#### Material supplied

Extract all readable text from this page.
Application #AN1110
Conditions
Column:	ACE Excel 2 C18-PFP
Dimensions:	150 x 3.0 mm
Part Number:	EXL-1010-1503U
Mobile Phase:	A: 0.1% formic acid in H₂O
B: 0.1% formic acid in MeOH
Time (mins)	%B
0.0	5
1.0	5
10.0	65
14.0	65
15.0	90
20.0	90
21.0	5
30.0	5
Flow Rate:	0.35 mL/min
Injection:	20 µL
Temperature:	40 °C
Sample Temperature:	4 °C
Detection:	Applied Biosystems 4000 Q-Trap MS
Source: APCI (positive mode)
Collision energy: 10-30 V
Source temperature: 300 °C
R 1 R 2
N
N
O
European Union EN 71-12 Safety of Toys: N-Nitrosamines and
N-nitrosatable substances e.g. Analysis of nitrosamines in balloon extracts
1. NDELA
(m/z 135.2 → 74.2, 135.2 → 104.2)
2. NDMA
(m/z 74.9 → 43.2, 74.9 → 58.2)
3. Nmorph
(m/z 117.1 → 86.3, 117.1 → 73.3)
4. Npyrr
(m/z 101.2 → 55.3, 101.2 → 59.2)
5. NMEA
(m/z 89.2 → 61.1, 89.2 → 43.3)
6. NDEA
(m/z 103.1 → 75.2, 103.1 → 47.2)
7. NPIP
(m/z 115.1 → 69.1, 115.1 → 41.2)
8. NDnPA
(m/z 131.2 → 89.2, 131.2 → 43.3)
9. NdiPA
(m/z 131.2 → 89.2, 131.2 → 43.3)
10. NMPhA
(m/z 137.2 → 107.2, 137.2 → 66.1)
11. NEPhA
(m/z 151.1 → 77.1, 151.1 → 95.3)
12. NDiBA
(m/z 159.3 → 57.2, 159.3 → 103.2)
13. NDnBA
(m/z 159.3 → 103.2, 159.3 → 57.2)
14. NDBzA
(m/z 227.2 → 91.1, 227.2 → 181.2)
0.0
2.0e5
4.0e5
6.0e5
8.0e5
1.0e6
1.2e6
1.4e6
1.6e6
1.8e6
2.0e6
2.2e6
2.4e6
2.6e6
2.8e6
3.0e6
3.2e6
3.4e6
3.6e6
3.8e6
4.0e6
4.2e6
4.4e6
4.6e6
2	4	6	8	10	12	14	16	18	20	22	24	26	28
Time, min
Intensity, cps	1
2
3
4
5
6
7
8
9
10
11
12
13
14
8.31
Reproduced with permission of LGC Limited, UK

#### What to work on
The records above must be output exactly, in full.

#### Expected answer
Extract all readable text from this page.
Application #AN1110
Conditions
Column:	ACE Excel 2 C18-PFP
Dimensions:	150 x 3.0 mm
Part Number:	EXL-1010-1503U
Mobile Phase:	A: 0.1% formic acid in H₂O
B: 0.1% formic acid in MeOH
Time (mins)	%B
0.0	5
1.0	5
10.0	65
14.0	65
15.0	90
20.0	90
21.0	5
30.0	5
Flow Rate:	0.35 mL/min
Injection:	20 µL
Temperature:	40 °C
Sample Temperature:	4 °C
Detection:	Applied Biosystems 4000 Q-Trap MS
Source: APCI (positive mode)
Collision energy: 10-30 V
Source temperature: 300 °C
R 1 R 2
N
N
O
European Union EN 71-12 Safety of Toys: N-Nitrosamines and
N-nitrosatable substances e.g. Analysis of nitrosamines in balloon extracts
1. NDELA
(m/z 135.2 → 74.2, 135.2 → 104.2)
2. NDMA
(m/z 74.9 → 43.2, 74.9 → 58.2)
3. Nmorph
(m/z 117.1 → 86.3, 117.1 → 73.3)
4. Npyrr
(m/z 101.2 → 55.3, 101.2 → 59.2)
5. NMEA
(m/z 89.2 → 61.1, 89.2 → 43.3)
6. NDEA
(m/z 103.1 → 75.2, 103.1 → 47.2)
7. NPIP
(m/z 115.1 → 69.1, 115.1 → 41.2)
8. NDnPA
(m/z 131.2 → 89.2, 131.2 → 43.3)
9. NdiPA
(m/z 131.2 → 89.2, 131.2 → 43.3)
10. NMPhA
(m/z 137.2 → 107.2, 137.2 → 66.1)
11. NEPhA
(m/z 151.1 → 77.1, 151.1 → 95.3)
12. NDiBA
(m/z 159.3 → 57.2, 159.3 → 103.2)
13. NDnBA
(m/z 159.3 → 103.2, 159.3 → 57.2)
14. NDBzA
(m/z 227.2 → 91.1, 227.2 → 181.2)
0.0
2.0e5
4.0e5
6.0e5
8.0e5
1.0e6
1.2e6
1.4e6
1.6e6
1.8e6
2.0e6
2.2e6
2.4e6
2.6e6
2.8e6
3.0e6
3.2e6
3.4e6
3.6e6
3.8e6
4.0e6
4.2e6
4.4e6
4.6e6
2	4	6	8	10	12	14	16	18	20	22	24	26	28
Time, min
Intensity, cps	1
2
3
4
5
6
7
8
9
10
11
12
13
14
8.31
Reproduced with permission of LGC Limited, UK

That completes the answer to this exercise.